> _Given records_:

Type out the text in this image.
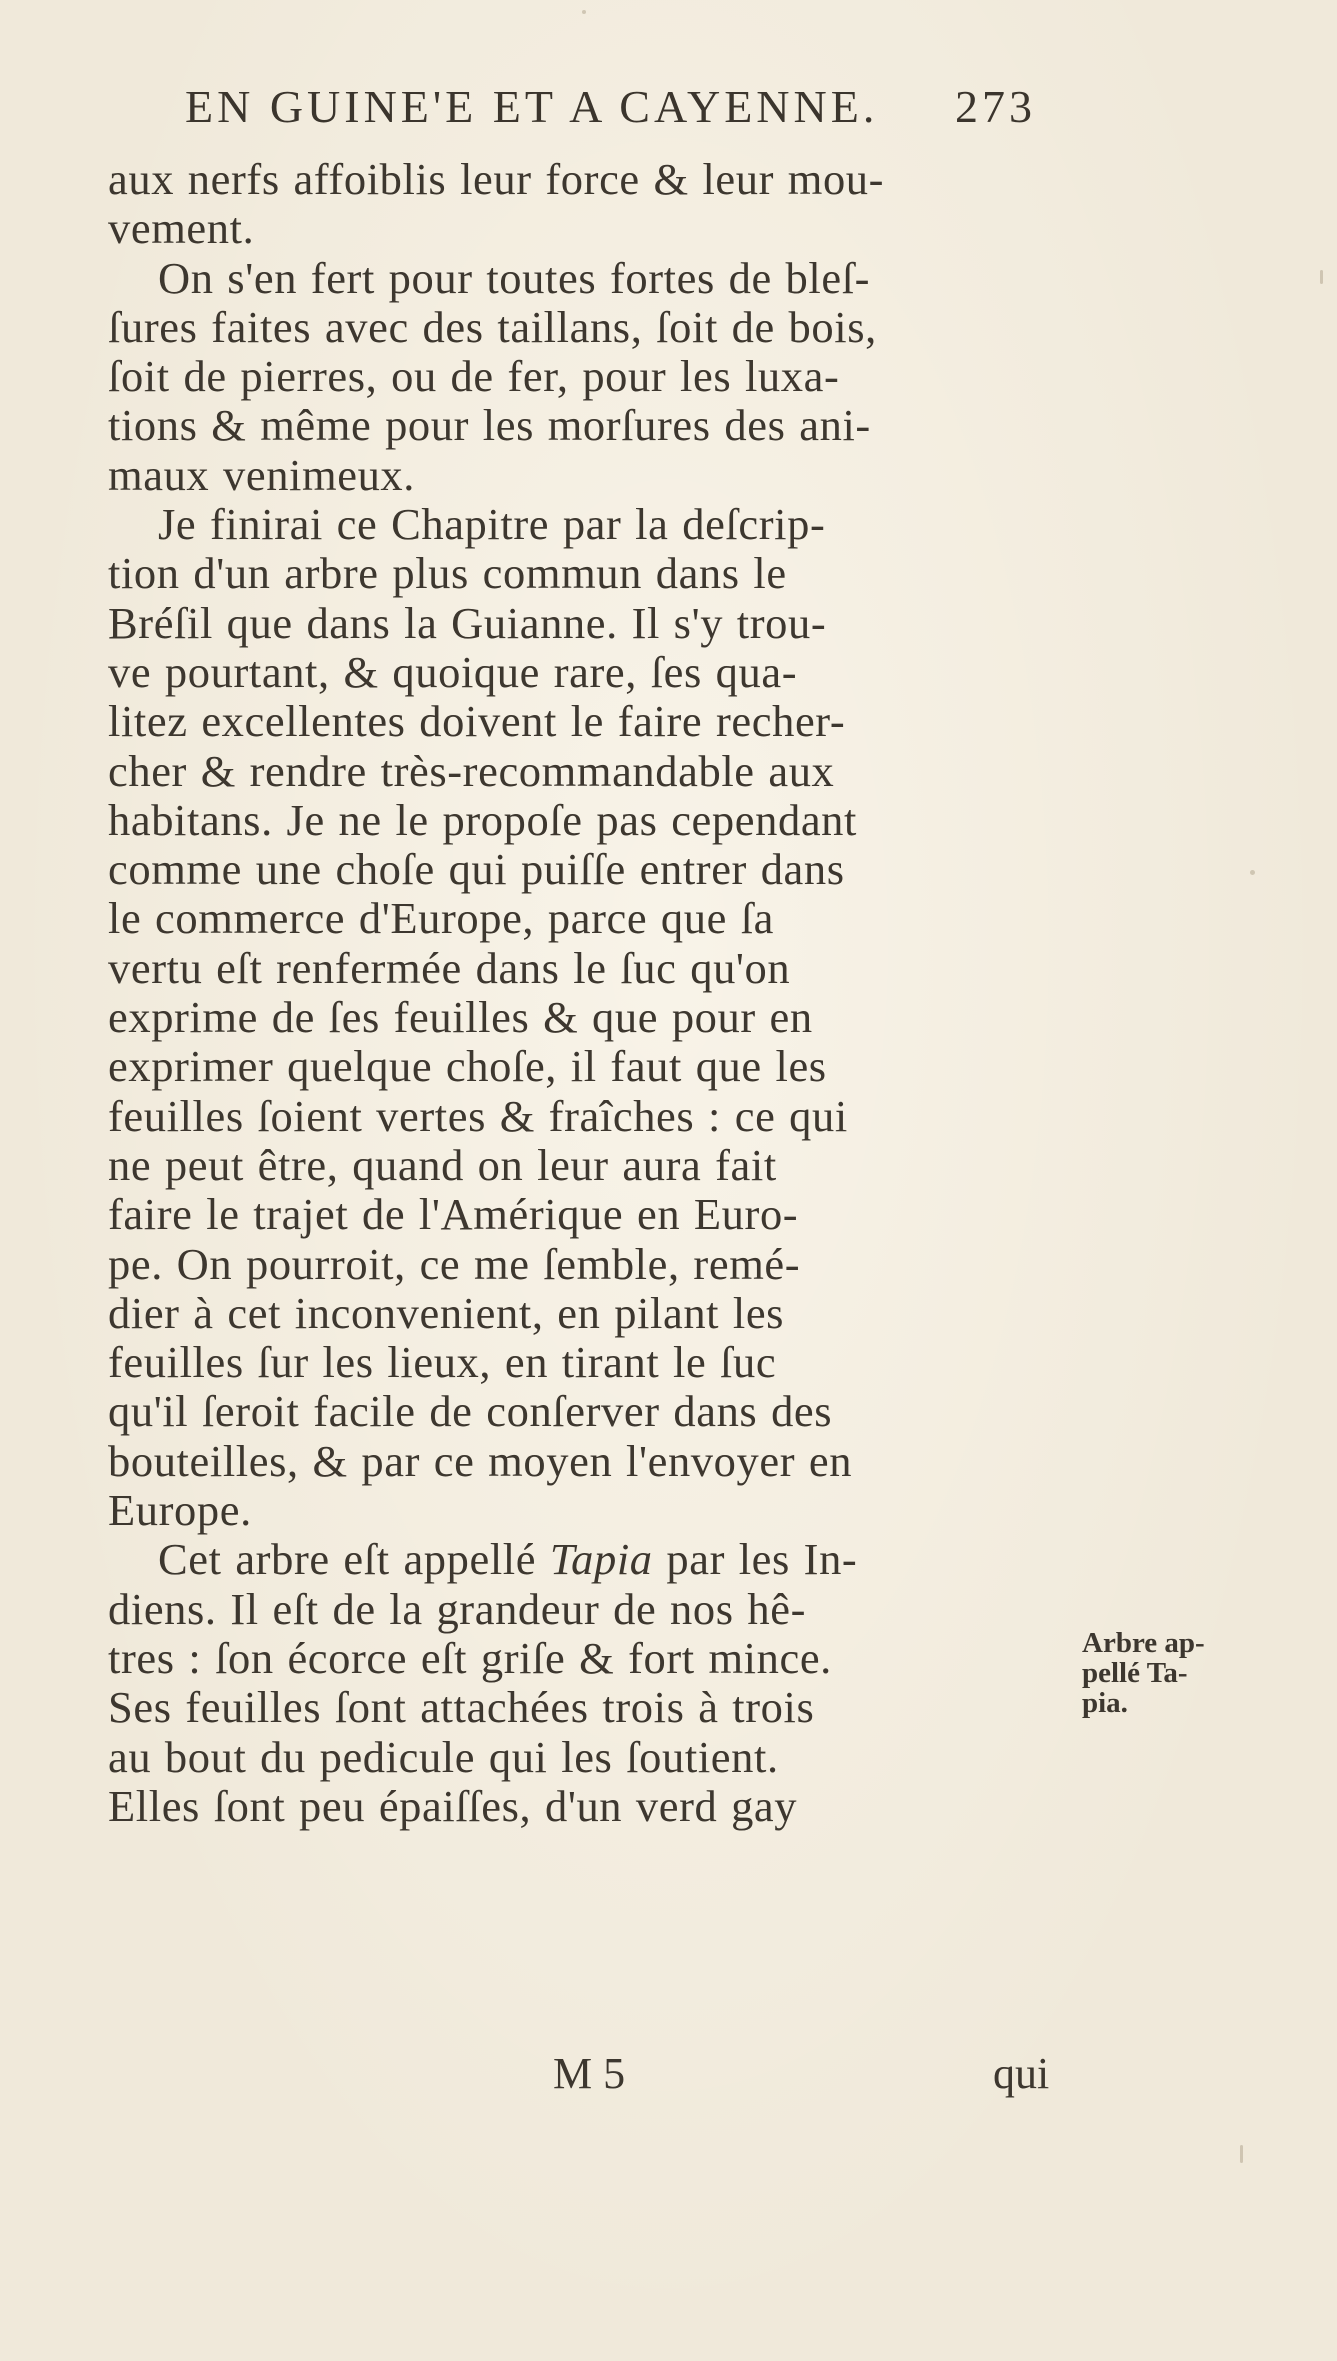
EN GUINE'E ET A CAYENNE. 273
aux nerfs affoiblis leur force & leur mou-
vement.
On s'en fert pour toutes fortes de bleſ-
ſures faites avec des taillans, ſoit de bois,
ſoit de pierres, ou de fer, pour les luxa-
tions & même pour les morſures des ani-
maux venimeux.
Je finirai ce Chapitre par la deſcrip-
tion d'un arbre plus commun dans le
Bréſil que dans la Guianne. Il s'y trou-
ve pourtant, & quoique rare, ſes qua-
litez excellentes doivent le faire recher-
cher & rendre très-recommandable aux
habitans. Je ne le propoſe pas cependant
comme une choſe qui puiſſe entrer dans
le commerce d'Europe, parce que ſa
vertu eſt renfermée dans le ſuc qu'on
exprime de ſes feuilles & que pour en
exprimer quelque choſe, il faut que les
feuilles ſoient vertes & fraîches : ce qui
ne peut être, quand on leur aura fait
faire le trajet de l'Amérique en Euro-
pe. On pourroit, ce me ſemble, remé-
dier à cet inconvenient, en pilant les
feuilles ſur les lieux, en tirant le ſuc
qu'il ſeroit facile de conſerver dans des
bouteilles, & par ce moyen l'envoyer en
Europe.
Cet arbre eſt appellé Tapia par les In-
diens. Il eſt de la grandeur de nos hê-
tres : ſon écorce eſt griſe & fort mince.
Ses feuilles ſont attachées trois à trois
au bout du pedicule qui les ſoutient.
Elles ſont peu épaiſſes, d'un verd gay
Arbre ap-
pellé Ta-
pia.
M 5	qui
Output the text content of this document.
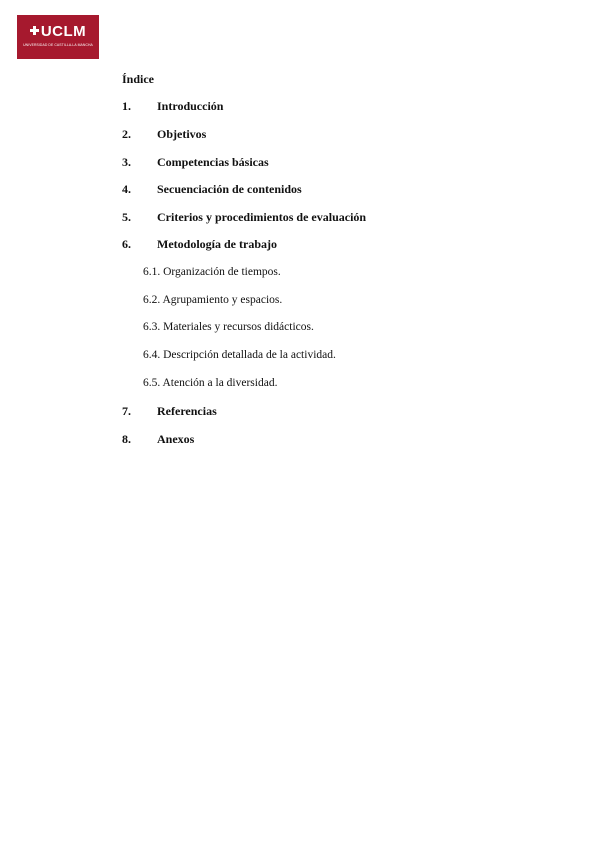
UCLM
UNIVERSIDAD DE CASTILLA-LA MANCHA
Índice
1. Introducción
2. Objetivos
3. Competencias básicas
4. Secuenciación de contenidos
5. Criterios y procedimientos de evaluación
6. Metodología de trabajo
6.1. Organización de tiempos.
6.2. Agrupamiento y espacios.
6.3. Materiales y recursos didácticos.
6.4. Descripción detallada de la actividad.
6.5. Atención a la diversidad.
7. Referencias
8. Anexos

> _Directions_:
All of the entries above should be duplicated exactly, except for the pictures.

> _Task solution_:
Type out the text in this image.
EN GUINE'E ET A CAYENNE. 273
aux nerfs affoiblis leur force & leur mou-
vement.
On s'en fert pour toutes fortes de bleſ-
ſures faites avec des taillans, ſoit de bois,
ſoit de pierres, ou de fer, pour les luxa-
tions & même pour les morſures des ani-
maux venimeux.
Je finirai ce Chapitre par la deſcrip-
tion d'un arbre plus commun dans le
Bréſil que dans la Guianne. Il s'y trou-
ve pourtant, & quoique rare, ſes qua-
litez excellentes doivent le faire recher-
cher & rendre très-recommandable aux
habitans. Je ne le propoſe pas cependant
comme une choſe qui puiſſe entrer dans
le commerce d'Europe, parce que ſa
vertu eſt renfermée dans le ſuc qu'on
exprime de ſes feuilles & que pour en
exprimer quelque choſe, il faut que les
feuilles ſoient vertes & fraîches : ce qui
ne peut être, quand on leur aura fait
faire le trajet de l'Amérique en Euro-
pe. On pourroit, ce me ſemble, remé-
dier à cet inconvenient, en pilant les
feuilles ſur les lieux, en tirant le ſuc
qu'il ſeroit facile de conſerver dans des
bouteilles, & par ce moyen l'envoyer en
Europe.
Cet arbre eſt appellé Tapia par les In-
diens. Il eſt de la grandeur de nos hê-
tres : ſon écorce eſt griſe & fort mince.
Ses feuilles ſont attachées trois à trois
au bout du pedicule qui les ſoutient.
Elles ſont peu épaiſſes, d'un verd gay
Arbre ap-
pellé Ta-
pia.
M 5	qui
Output the text content of this document.
UCLM
UNIVERSIDAD DE CASTILLA-LA MANCHA
Índice
1. Introducción
2. Objetivos
3. Competencias básicas
4. Secuenciación de contenidos
5. Criterios y procedimientos de evaluación
6. Metodología de trabajo
6.1. Organización de tiempos.
6.2. Agrupamiento y espacios.
6.3. Materiales y recursos didácticos.
6.4. Descripción detallada de la actividad.
6.5. Atención a la diversidad.
7. Referencias
8. Anexos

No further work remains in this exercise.